Give the number of lines in the data that hold the word "this", and nothing else.

•••••

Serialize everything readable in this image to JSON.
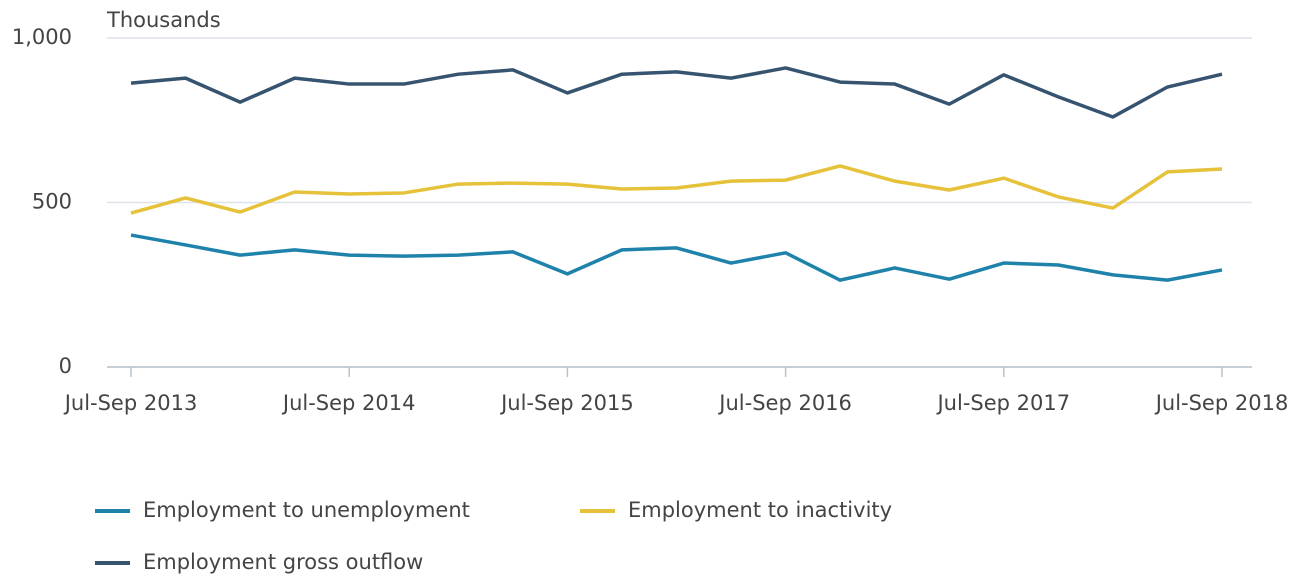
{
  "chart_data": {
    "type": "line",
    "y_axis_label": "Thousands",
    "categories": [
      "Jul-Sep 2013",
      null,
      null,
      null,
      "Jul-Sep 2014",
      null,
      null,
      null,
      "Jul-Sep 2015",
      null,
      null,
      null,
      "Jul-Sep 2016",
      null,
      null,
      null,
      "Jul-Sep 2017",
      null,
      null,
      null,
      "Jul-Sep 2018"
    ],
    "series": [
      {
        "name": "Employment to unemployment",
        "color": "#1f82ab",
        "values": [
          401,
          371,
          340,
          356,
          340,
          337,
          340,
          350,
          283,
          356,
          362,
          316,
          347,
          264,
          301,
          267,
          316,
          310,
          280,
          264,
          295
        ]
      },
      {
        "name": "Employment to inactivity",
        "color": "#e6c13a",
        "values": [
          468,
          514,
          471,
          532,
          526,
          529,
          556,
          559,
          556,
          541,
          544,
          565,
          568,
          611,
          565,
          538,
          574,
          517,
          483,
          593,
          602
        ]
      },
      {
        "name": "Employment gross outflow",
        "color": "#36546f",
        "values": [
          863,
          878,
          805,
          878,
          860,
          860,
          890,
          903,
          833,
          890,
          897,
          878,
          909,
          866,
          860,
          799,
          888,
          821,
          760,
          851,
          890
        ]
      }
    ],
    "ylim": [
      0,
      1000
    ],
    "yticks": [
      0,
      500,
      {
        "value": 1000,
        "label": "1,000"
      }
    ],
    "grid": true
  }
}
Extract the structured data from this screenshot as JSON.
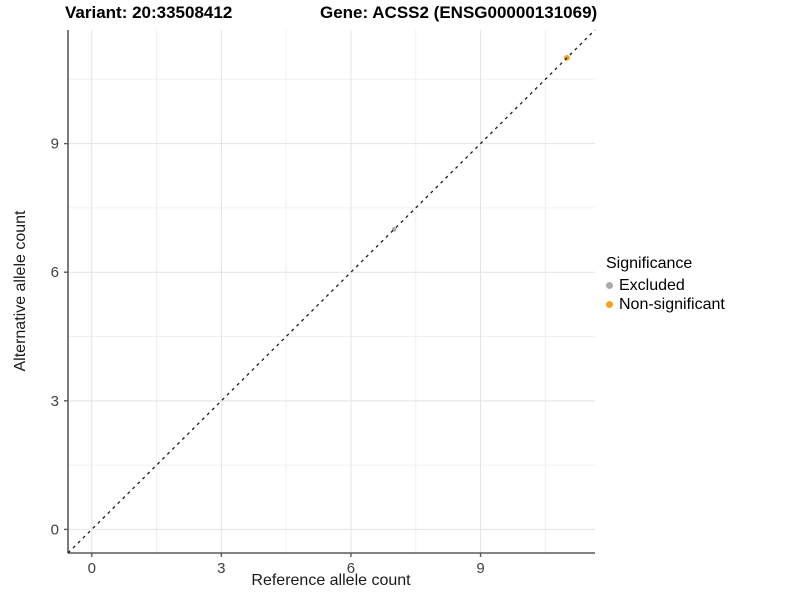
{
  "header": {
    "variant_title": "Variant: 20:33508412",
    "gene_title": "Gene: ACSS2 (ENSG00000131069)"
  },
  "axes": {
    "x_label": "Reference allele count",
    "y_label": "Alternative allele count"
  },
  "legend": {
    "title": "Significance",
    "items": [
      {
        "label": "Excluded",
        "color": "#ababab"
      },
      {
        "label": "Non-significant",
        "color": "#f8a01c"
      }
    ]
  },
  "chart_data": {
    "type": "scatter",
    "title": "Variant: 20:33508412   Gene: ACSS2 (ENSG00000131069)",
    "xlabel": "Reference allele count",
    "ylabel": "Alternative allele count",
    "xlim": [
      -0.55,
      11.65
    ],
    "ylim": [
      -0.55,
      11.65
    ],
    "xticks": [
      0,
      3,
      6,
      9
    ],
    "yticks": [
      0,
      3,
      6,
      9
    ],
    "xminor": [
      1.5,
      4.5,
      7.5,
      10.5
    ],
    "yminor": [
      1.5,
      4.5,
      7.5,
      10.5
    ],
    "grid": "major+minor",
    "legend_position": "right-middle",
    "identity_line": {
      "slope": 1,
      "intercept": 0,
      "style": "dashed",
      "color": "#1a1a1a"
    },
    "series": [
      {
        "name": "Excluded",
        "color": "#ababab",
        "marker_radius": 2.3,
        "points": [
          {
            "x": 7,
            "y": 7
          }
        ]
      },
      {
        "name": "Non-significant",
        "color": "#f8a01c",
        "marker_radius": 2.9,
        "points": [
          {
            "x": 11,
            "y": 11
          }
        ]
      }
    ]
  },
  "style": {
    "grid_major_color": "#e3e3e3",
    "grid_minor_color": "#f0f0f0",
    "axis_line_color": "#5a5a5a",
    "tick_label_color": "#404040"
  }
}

•••••

▶ [OUTPUT] 2